## Aim
Identify each line containing the word "ylabel" and copy it.

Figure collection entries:
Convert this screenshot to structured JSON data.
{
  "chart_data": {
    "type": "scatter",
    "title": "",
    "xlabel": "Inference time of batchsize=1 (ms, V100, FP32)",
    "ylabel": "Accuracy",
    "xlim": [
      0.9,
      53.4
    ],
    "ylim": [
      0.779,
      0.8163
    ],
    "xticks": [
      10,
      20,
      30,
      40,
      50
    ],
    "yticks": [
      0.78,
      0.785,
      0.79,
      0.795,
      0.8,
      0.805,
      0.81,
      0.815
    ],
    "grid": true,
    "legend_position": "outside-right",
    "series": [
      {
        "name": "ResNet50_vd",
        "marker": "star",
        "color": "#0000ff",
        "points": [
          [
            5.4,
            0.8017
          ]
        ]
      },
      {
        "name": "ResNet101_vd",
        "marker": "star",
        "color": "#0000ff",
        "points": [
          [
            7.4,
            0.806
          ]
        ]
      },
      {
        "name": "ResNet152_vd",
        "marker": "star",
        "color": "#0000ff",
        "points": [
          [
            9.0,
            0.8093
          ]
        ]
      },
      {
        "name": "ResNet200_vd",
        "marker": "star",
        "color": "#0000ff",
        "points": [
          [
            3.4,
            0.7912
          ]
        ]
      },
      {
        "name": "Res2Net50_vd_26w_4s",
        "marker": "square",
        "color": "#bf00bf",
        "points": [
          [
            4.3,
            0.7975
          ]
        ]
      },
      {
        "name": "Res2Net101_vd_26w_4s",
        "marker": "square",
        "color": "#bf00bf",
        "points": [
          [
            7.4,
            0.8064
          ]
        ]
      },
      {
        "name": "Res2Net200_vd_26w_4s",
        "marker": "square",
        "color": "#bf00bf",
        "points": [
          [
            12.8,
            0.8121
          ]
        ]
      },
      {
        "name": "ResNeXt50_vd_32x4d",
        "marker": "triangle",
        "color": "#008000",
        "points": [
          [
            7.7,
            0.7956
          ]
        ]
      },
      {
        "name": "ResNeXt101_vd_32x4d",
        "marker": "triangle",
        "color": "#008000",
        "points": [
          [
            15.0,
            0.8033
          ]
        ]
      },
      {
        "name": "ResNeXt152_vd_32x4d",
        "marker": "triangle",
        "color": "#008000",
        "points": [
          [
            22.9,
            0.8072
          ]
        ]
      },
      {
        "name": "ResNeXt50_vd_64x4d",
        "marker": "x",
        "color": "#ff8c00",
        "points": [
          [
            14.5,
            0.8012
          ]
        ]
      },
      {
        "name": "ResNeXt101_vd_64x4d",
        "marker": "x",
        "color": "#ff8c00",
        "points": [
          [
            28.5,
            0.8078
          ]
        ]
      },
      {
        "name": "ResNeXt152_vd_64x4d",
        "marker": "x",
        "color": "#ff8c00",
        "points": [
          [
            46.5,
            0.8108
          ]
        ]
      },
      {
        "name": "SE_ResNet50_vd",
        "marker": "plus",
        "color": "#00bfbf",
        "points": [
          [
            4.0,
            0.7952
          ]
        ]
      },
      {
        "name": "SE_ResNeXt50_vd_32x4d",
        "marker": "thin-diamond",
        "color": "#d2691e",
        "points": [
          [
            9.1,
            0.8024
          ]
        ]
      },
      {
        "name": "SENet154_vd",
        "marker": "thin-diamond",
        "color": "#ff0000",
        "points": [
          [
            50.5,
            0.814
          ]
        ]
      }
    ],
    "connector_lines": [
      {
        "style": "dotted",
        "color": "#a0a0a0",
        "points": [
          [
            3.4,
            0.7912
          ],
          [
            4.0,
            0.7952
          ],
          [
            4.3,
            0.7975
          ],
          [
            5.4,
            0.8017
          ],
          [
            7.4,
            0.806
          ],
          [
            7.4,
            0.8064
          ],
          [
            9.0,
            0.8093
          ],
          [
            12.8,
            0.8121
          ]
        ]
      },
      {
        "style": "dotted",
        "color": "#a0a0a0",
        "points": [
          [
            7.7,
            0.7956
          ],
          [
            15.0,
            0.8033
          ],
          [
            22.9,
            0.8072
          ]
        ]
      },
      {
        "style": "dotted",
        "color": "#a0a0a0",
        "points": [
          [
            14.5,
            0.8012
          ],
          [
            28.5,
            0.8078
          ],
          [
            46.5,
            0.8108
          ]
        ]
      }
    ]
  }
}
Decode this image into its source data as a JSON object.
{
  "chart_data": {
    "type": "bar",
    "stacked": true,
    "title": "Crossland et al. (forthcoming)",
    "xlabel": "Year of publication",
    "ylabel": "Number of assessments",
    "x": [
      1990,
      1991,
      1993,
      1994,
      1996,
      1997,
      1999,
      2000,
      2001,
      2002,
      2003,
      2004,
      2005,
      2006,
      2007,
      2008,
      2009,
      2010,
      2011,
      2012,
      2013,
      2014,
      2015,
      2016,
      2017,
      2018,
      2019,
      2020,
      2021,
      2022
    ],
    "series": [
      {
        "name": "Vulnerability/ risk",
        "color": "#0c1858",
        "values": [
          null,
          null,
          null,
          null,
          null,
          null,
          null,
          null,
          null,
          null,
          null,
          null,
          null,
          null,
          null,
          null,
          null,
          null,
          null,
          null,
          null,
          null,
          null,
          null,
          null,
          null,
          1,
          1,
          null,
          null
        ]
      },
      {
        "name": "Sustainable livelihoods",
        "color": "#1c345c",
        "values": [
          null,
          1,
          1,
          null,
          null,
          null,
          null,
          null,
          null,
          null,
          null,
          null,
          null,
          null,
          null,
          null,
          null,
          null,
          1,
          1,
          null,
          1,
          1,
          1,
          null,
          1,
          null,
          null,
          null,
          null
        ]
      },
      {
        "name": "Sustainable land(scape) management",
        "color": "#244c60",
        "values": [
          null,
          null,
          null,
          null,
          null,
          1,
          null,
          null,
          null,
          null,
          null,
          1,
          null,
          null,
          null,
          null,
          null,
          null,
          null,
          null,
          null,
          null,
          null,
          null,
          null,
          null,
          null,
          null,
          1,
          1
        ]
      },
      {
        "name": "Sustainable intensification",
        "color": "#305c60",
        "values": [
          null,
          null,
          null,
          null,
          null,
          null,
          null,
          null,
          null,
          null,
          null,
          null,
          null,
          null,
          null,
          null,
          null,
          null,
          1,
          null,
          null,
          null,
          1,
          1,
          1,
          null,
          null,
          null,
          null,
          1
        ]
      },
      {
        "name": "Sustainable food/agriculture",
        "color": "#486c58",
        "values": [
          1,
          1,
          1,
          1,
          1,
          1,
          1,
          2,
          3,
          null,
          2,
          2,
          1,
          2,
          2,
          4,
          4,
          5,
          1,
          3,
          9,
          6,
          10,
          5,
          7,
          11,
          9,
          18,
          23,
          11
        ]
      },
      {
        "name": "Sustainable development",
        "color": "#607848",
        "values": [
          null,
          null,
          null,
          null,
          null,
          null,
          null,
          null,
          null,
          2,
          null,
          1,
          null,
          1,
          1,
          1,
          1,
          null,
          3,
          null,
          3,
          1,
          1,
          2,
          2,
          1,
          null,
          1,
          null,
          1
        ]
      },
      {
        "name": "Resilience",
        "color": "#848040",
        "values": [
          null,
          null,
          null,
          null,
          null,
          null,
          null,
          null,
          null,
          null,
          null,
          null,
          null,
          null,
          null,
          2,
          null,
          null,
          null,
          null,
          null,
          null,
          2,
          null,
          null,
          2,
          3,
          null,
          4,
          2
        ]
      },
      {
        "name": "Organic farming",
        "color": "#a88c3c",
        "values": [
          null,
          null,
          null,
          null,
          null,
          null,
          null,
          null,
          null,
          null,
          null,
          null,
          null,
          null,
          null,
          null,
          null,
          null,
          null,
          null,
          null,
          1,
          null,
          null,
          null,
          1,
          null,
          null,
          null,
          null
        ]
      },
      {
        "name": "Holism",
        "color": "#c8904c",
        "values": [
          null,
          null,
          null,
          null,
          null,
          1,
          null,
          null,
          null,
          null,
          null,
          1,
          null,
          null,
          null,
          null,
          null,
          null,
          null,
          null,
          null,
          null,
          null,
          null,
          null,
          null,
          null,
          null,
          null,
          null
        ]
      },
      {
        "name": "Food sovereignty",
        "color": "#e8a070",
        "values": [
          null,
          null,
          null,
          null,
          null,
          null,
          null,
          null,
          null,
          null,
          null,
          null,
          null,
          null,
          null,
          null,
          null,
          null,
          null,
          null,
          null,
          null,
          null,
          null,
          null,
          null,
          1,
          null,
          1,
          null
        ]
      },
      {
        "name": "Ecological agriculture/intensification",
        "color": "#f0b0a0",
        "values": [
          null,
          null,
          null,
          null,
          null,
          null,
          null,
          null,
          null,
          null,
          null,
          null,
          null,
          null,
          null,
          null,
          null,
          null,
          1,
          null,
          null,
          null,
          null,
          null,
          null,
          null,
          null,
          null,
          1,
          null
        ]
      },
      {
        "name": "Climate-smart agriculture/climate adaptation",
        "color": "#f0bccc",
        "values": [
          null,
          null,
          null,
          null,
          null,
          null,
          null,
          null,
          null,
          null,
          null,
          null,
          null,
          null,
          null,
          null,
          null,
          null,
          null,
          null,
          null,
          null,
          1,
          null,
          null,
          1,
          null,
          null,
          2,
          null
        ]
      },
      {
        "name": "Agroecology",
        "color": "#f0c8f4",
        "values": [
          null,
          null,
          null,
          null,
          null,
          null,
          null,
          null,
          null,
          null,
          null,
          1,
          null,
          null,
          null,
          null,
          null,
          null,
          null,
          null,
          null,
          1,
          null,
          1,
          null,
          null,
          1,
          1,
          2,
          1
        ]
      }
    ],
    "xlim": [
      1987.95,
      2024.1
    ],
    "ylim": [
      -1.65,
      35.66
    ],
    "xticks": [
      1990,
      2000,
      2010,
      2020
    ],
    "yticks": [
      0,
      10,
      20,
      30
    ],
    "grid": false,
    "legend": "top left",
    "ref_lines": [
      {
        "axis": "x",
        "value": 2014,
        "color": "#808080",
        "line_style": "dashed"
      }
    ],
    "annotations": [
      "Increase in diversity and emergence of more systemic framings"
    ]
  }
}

## The result
    "ylabel": "Accuracy",
    "ylabel": "Number of assessments",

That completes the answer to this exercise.